[Stored data]
>>>>
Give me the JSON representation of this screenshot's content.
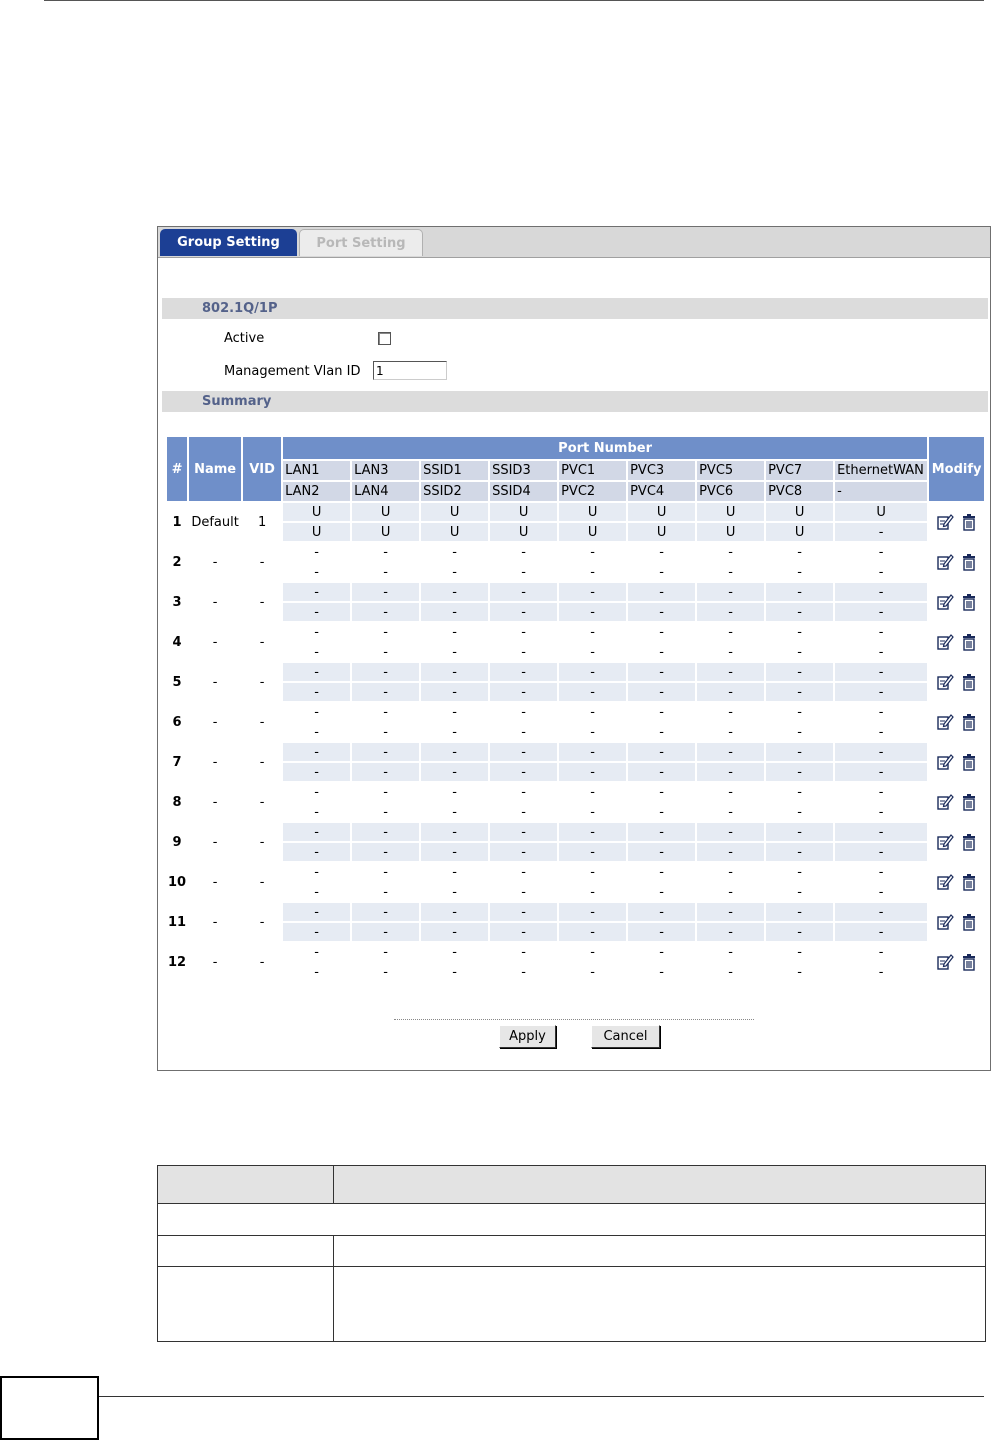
{
  "tabs": [
    {
      "label": "Group Setting",
      "active": true
    },
    {
      "label": "Port Setting",
      "active": false
    }
  ],
  "vlan_section": {
    "title": "802.1Q/1P",
    "active_label": "Active",
    "active_checked": false,
    "mgmt_label": "Management Vlan ID",
    "mgmt_value": "1"
  },
  "summary": {
    "title": "Summary",
    "headers": {
      "num": "#",
      "name": "Name",
      "vid": "VID",
      "port_number": "Port Number",
      "modify": "Modify"
    },
    "ports_top": [
      "LAN1",
      "LAN3",
      "SSID1",
      "SSID3",
      "PVC1",
      "PVC3",
      "PVC5",
      "PVC7",
      "EthernetWAN"
    ],
    "ports_bottom": [
      "LAN2",
      "LAN4",
      "SSID2",
      "SSID4",
      "PVC2",
      "PVC4",
      "PVC6",
      "PVC8",
      "-"
    ],
    "rows": [
      {
        "num": "1",
        "name": "Default",
        "vid": "1",
        "top": [
          "U",
          "U",
          "U",
          "U",
          "U",
          "U",
          "U",
          "U",
          "U"
        ],
        "bottom": [
          "U",
          "U",
          "U",
          "U",
          "U",
          "U",
          "U",
          "U",
          "-"
        ]
      },
      {
        "num": "2",
        "name": "-",
        "vid": "-",
        "top": [
          "-",
          "-",
          "-",
          "-",
          "-",
          "-",
          "-",
          "-",
          "-"
        ],
        "bottom": [
          "-",
          "-",
          "-",
          "-",
          "-",
          "-",
          "-",
          "-",
          "-"
        ]
      },
      {
        "num": "3",
        "name": "-",
        "vid": "-",
        "top": [
          "-",
          "-",
          "-",
          "-",
          "-",
          "-",
          "-",
          "-",
          "-"
        ],
        "bottom": [
          "-",
          "-",
          "-",
          "-",
          "-",
          "-",
          "-",
          "-",
          "-"
        ]
      },
      {
        "num": "4",
        "name": "-",
        "vid": "-",
        "top": [
          "-",
          "-",
          "-",
          "-",
          "-",
          "-",
          "-",
          "-",
          "-"
        ],
        "bottom": [
          "-",
          "-",
          "-",
          "-",
          "-",
          "-",
          "-",
          "-",
          "-"
        ]
      },
      {
        "num": "5",
        "name": "-",
        "vid": "-",
        "top": [
          "-",
          "-",
          "-",
          "-",
          "-",
          "-",
          "-",
          "-",
          "-"
        ],
        "bottom": [
          "-",
          "-",
          "-",
          "-",
          "-",
          "-",
          "-",
          "-",
          "-"
        ]
      },
      {
        "num": "6",
        "name": "-",
        "vid": "-",
        "top": [
          "-",
          "-",
          "-",
          "-",
          "-",
          "-",
          "-",
          "-",
          "-"
        ],
        "bottom": [
          "-",
          "-",
          "-",
          "-",
          "-",
          "-",
          "-",
          "-",
          "-"
        ]
      },
      {
        "num": "7",
        "name": "-",
        "vid": "-",
        "top": [
          "-",
          "-",
          "-",
          "-",
          "-",
          "-",
          "-",
          "-",
          "-"
        ],
        "bottom": [
          "-",
          "-",
          "-",
          "-",
          "-",
          "-",
          "-",
          "-",
          "-"
        ]
      },
      {
        "num": "8",
        "name": "-",
        "vid": "-",
        "top": [
          "-",
          "-",
          "-",
          "-",
          "-",
          "-",
          "-",
          "-",
          "-"
        ],
        "bottom": [
          "-",
          "-",
          "-",
          "-",
          "-",
          "-",
          "-",
          "-",
          "-"
        ]
      },
      {
        "num": "9",
        "name": "-",
        "vid": "-",
        "top": [
          "-",
          "-",
          "-",
          "-",
          "-",
          "-",
          "-",
          "-",
          "-"
        ],
        "bottom": [
          "-",
          "-",
          "-",
          "-",
          "-",
          "-",
          "-",
          "-",
          "-"
        ]
      },
      {
        "num": "10",
        "name": "-",
        "vid": "-",
        "top": [
          "-",
          "-",
          "-",
          "-",
          "-",
          "-",
          "-",
          "-",
          "-"
        ],
        "bottom": [
          "-",
          "-",
          "-",
          "-",
          "-",
          "-",
          "-",
          "-",
          "-"
        ]
      },
      {
        "num": "11",
        "name": "-",
        "vid": "-",
        "top": [
          "-",
          "-",
          "-",
          "-",
          "-",
          "-",
          "-",
          "-",
          "-"
        ],
        "bottom": [
          "-",
          "-",
          "-",
          "-",
          "-",
          "-",
          "-",
          "-",
          "-"
        ]
      },
      {
        "num": "12",
        "name": "-",
        "vid": "-",
        "top": [
          "-",
          "-",
          "-",
          "-",
          "-",
          "-",
          "-",
          "-",
          "-"
        ],
        "bottom": [
          "-",
          "-",
          "-",
          "-",
          "-",
          "-",
          "-",
          "-",
          "-"
        ]
      }
    ],
    "icons": {
      "edit": "edit-icon",
      "delete": "trash-icon"
    }
  },
  "buttons": {
    "apply": "Apply",
    "cancel": "Cancel"
  },
  "colors": {
    "tab_active": "#1c3f94",
    "header_blue": "#6f8fc9",
    "row_shade": "#e6ebf3",
    "section_text": "#54628a"
  }
}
<<<<
§ GOAL
Transcribe all entries above exactly. Drop the pictures.

§ FINISHED EXERCISE
Give me the JSON representation of this screenshot's content.
{
  "tabs": [
    {
      "label": "Group Setting",
      "active": true
    },
    {
      "label": "Port Setting",
      "active": false
    }
  ],
  "vlan_section": {
    "title": "802.1Q/1P",
    "active_label": "Active",
    "active_checked": false,
    "mgmt_label": "Management Vlan ID",
    "mgmt_value": "1"
  },
  "summary": {
    "title": "Summary",
    "headers": {
      "num": "#",
      "name": "Name",
      "vid": "VID",
      "port_number": "Port Number",
      "modify": "Modify"
    },
    "ports_top": [
      "LAN1",
      "LAN3",
      "SSID1",
      "SSID3",
      "PVC1",
      "PVC3",
      "PVC5",
      "PVC7",
      "EthernetWAN"
    ],
    "ports_bottom": [
      "LAN2",
      "LAN4",
      "SSID2",
      "SSID4",
      "PVC2",
      "PVC4",
      "PVC6",
      "PVC8",
      "-"
    ],
    "rows": [
      {
        "num": "1",
        "name": "Default",
        "vid": "1",
        "top": [
          "U",
          "U",
          "U",
          "U",
          "U",
          "U",
          "U",
          "U",
          "U"
        ],
        "bottom": [
          "U",
          "U",
          "U",
          "U",
          "U",
          "U",
          "U",
          "U",
          "-"
        ]
      },
      {
        "num": "2",
        "name": "-",
        "vid": "-",
        "top": [
          "-",
          "-",
          "-",
          "-",
          "-",
          "-",
          "-",
          "-",
          "-"
        ],
        "bottom": [
          "-",
          "-",
          "-",
          "-",
          "-",
          "-",
          "-",
          "-",
          "-"
        ]
      },
      {
        "num": "3",
        "name": "-",
        "vid": "-",
        "top": [
          "-",
          "-",
          "-",
          "-",
          "-",
          "-",
          "-",
          "-",
          "-"
        ],
        "bottom": [
          "-",
          "-",
          "-",
          "-",
          "-",
          "-",
          "-",
          "-",
          "-"
        ]
      },
      {
        "num": "4",
        "name": "-",
        "vid": "-",
        "top": [
          "-",
          "-",
          "-",
          "-",
          "-",
          "-",
          "-",
          "-",
          "-"
        ],
        "bottom": [
          "-",
          "-",
          "-",
          "-",
          "-",
          "-",
          "-",
          "-",
          "-"
        ]
      },
      {
        "num": "5",
        "name": "-",
        "vid": "-",
        "top": [
          "-",
          "-",
          "-",
          "-",
          "-",
          "-",
          "-",
          "-",
          "-"
        ],
        "bottom": [
          "-",
          "-",
          "-",
          "-",
          "-",
          "-",
          "-",
          "-",
          "-"
        ]
      },
      {
        "num": "6",
        "name": "-",
        "vid": "-",
        "top": [
          "-",
          "-",
          "-",
          "-",
          "-",
          "-",
          "-",
          "-",
          "-"
        ],
        "bottom": [
          "-",
          "-",
          "-",
          "-",
          "-",
          "-",
          "-",
          "-",
          "-"
        ]
      },
      {
        "num": "7",
        "name": "-",
        "vid": "-",
        "top": [
          "-",
          "-",
          "-",
          "-",
          "-",
          "-",
          "-",
          "-",
          "-"
        ],
        "bottom": [
          "-",
          "-",
          "-",
          "-",
          "-",
          "-",
          "-",
          "-",
          "-"
        ]
      },
      {
        "num": "8",
        "name": "-",
        "vid": "-",
        "top": [
          "-",
          "-",
          "-",
          "-",
          "-",
          "-",
          "-",
          "-",
          "-"
        ],
        "bottom": [
          "-",
          "-",
          "-",
          "-",
          "-",
          "-",
          "-",
          "-",
          "-"
        ]
      },
      {
        "num": "9",
        "name": "-",
        "vid": "-",
        "top": [
          "-",
          "-",
          "-",
          "-",
          "-",
          "-",
          "-",
          "-",
          "-"
        ],
        "bottom": [
          "-",
          "-",
          "-",
          "-",
          "-",
          "-",
          "-",
          "-",
          "-"
        ]
      },
      {
        "num": "10",
        "name": "-",
        "vid": "-",
        "top": [
          "-",
          "-",
          "-",
          "-",
          "-",
          "-",
          "-",
          "-",
          "-"
        ],
        "bottom": [
          "-",
          "-",
          "-",
          "-",
          "-",
          "-",
          "-",
          "-",
          "-"
        ]
      },
      {
        "num": "11",
        "name": "-",
        "vid": "-",
        "top": [
          "-",
          "-",
          "-",
          "-",
          "-",
          "-",
          "-",
          "-",
          "-"
        ],
        "bottom": [
          "-",
          "-",
          "-",
          "-",
          "-",
          "-",
          "-",
          "-",
          "-"
        ]
      },
      {
        "num": "12",
        "name": "-",
        "vid": "-",
        "top": [
          "-",
          "-",
          "-",
          "-",
          "-",
          "-",
          "-",
          "-",
          "-"
        ],
        "bottom": [
          "-",
          "-",
          "-",
          "-",
          "-",
          "-",
          "-",
          "-",
          "-"
        ]
      }
    ],
    "icons": {
      "edit": "edit-icon",
      "delete": "trash-icon"
    }
  },
  "buttons": {
    "apply": "Apply",
    "cancel": "Cancel"
  },
  "colors": {
    "tab_active": "#1c3f94",
    "header_blue": "#6f8fc9",
    "row_shade": "#e6ebf3",
    "section_text": "#54628a"
  }
}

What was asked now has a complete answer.